Extracted data entries:
* BEGIN *

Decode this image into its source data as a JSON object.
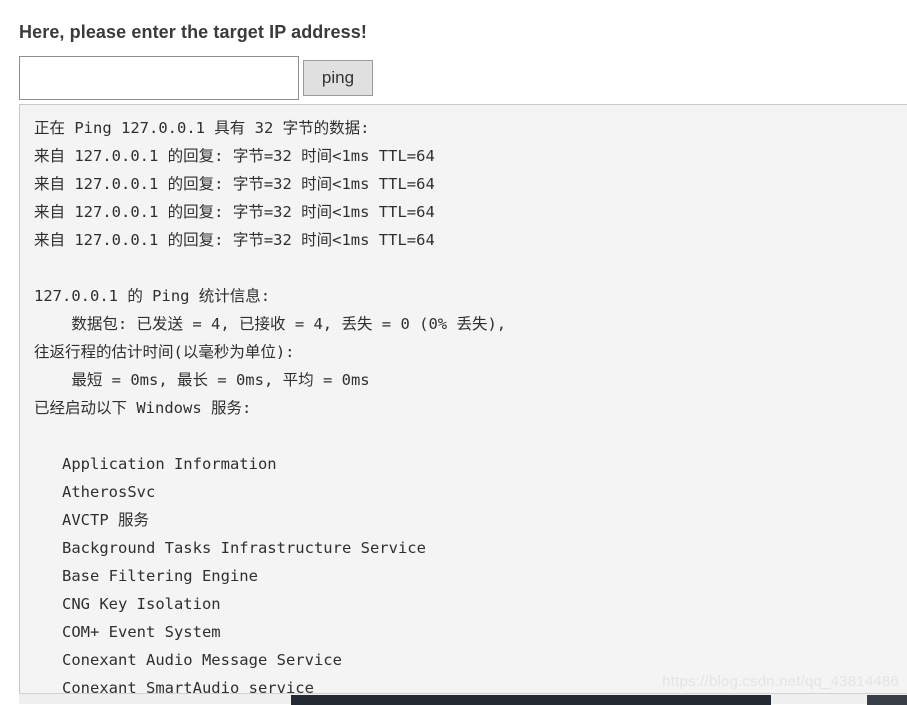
{
  "page": {
    "title": "Here, please enter the target IP address!"
  },
  "form": {
    "ip_input_value": "",
    "ip_input_placeholder": "",
    "ping_button_label": "ping"
  },
  "output": {
    "text": "正在 Ping 127.0.0.1 具有 32 字节的数据:\n来自 127.0.0.1 的回复: 字节=32 时间<1ms TTL=64\n来自 127.0.0.1 的回复: 字节=32 时间<1ms TTL=64\n来自 127.0.0.1 的回复: 字节=32 时间<1ms TTL=64\n来自 127.0.0.1 的回复: 字节=32 时间<1ms TTL=64\n\n127.0.0.1 的 Ping 统计信息:\n    数据包: 已发送 = 4, 已接收 = 4, 丢失 = 0 (0% 丢失),\n往返行程的估计时间(以毫秒为单位):\n    最短 = 0ms, 最长 = 0ms, 平均 = 0ms\n已经启动以下 Windows 服务:\n\n   Application Information\n   AtherosSvc\n   AVCTP 服务\n   Background Tasks Infrastructure Service\n   Base Filtering Engine\n   CNG Key Isolation\n   COM+ Event System\n   Conexant Audio Message Service\n   Conexant SmartAudio service",
    "ping_target": "127.0.0.1",
    "ping_data_bytes": "32",
    "replies": [
      {
        "from": "127.0.0.1",
        "bytes": "32",
        "time": "<1ms",
        "ttl": "64"
      },
      {
        "from": "127.0.0.1",
        "bytes": "32",
        "time": "<1ms",
        "ttl": "64"
      },
      {
        "from": "127.0.0.1",
        "bytes": "32",
        "time": "<1ms",
        "ttl": "64"
      },
      {
        "from": "127.0.0.1",
        "bytes": "32",
        "time": "<1ms",
        "ttl": "64"
      }
    ],
    "statistics": {
      "sent": "4",
      "received": "4",
      "lost": "0",
      "lost_percent": "0%",
      "minimum": "0ms",
      "maximum": "0ms",
      "average": "0ms"
    },
    "services": [
      "Application Information",
      "AtherosSvc",
      "AVCTP 服务",
      "Background Tasks Infrastructure Service",
      "Base Filtering Engine",
      "CNG Key Isolation",
      "COM+ Event System",
      "Conexant Audio Message Service",
      "Conexant SmartAudio service"
    ]
  },
  "watermark": {
    "text": "https://blog.csdn.net/qq_43814486"
  },
  "colors": {
    "panel_background": "#f4f4f4",
    "panel_border": "#c9c9c9",
    "text": "#2f2f2f",
    "title": "#3b3b3b",
    "button_background": "#e0e0e0",
    "scrollbar_thumb": "#252a32"
  }
}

* END *

### PROBLEM DETAILS
What you return should match the records above word for word, minus the pictures.

### WRITTEN REPLY
Decode this image into its source data as a JSON object.
{
  "page": {
    "title": "Here, please enter the target IP address!"
  },
  "form": {
    "ip_input_value": "",
    "ip_input_placeholder": "",
    "ping_button_label": "ping"
  },
  "output": {
    "text": "正在 Ping 127.0.0.1 具有 32 字节的数据:\n来自 127.0.0.1 的回复: 字节=32 时间<1ms TTL=64\n来自 127.0.0.1 的回复: 字节=32 时间<1ms TTL=64\n来自 127.0.0.1 的回复: 字节=32 时间<1ms TTL=64\n来自 127.0.0.1 的回复: 字节=32 时间<1ms TTL=64\n\n127.0.0.1 的 Ping 统计信息:\n    数据包: 已发送 = 4, 已接收 = 4, 丢失 = 0 (0% 丢失),\n往返行程的估计时间(以毫秒为单位):\n    最短 = 0ms, 最长 = 0ms, 平均 = 0ms\n已经启动以下 Windows 服务:\n\n   Application Information\n   AtherosSvc\n   AVCTP 服务\n   Background Tasks Infrastructure Service\n   Base Filtering Engine\n   CNG Key Isolation\n   COM+ Event System\n   Conexant Audio Message Service\n   Conexant SmartAudio service",
    "ping_target": "127.0.0.1",
    "ping_data_bytes": "32",
    "replies": [
      {
        "from": "127.0.0.1",
        "bytes": "32",
        "time": "<1ms",
        "ttl": "64"
      },
      {
        "from": "127.0.0.1",
        "bytes": "32",
        "time": "<1ms",
        "ttl": "64"
      },
      {
        "from": "127.0.0.1",
        "bytes": "32",
        "time": "<1ms",
        "ttl": "64"
      },
      {
        "from": "127.0.0.1",
        "bytes": "32",
        "time": "<1ms",
        "ttl": "64"
      }
    ],
    "statistics": {
      "sent": "4",
      "received": "4",
      "lost": "0",
      "lost_percent": "0%",
      "minimum": "0ms",
      "maximum": "0ms",
      "average": "0ms"
    },
    "services": [
      "Application Information",
      "AtherosSvc",
      "AVCTP 服务",
      "Background Tasks Infrastructure Service",
      "Base Filtering Engine",
      "CNG Key Isolation",
      "COM+ Event System",
      "Conexant Audio Message Service",
      "Conexant SmartAudio service"
    ]
  },
  "watermark": {
    "text": "https://blog.csdn.net/qq_43814486"
  },
  "colors": {
    "panel_background": "#f4f4f4",
    "panel_border": "#c9c9c9",
    "text": "#2f2f2f",
    "title": "#3b3b3b",
    "button_background": "#e0e0e0",
    "scrollbar_thumb": "#252a32"
  }
}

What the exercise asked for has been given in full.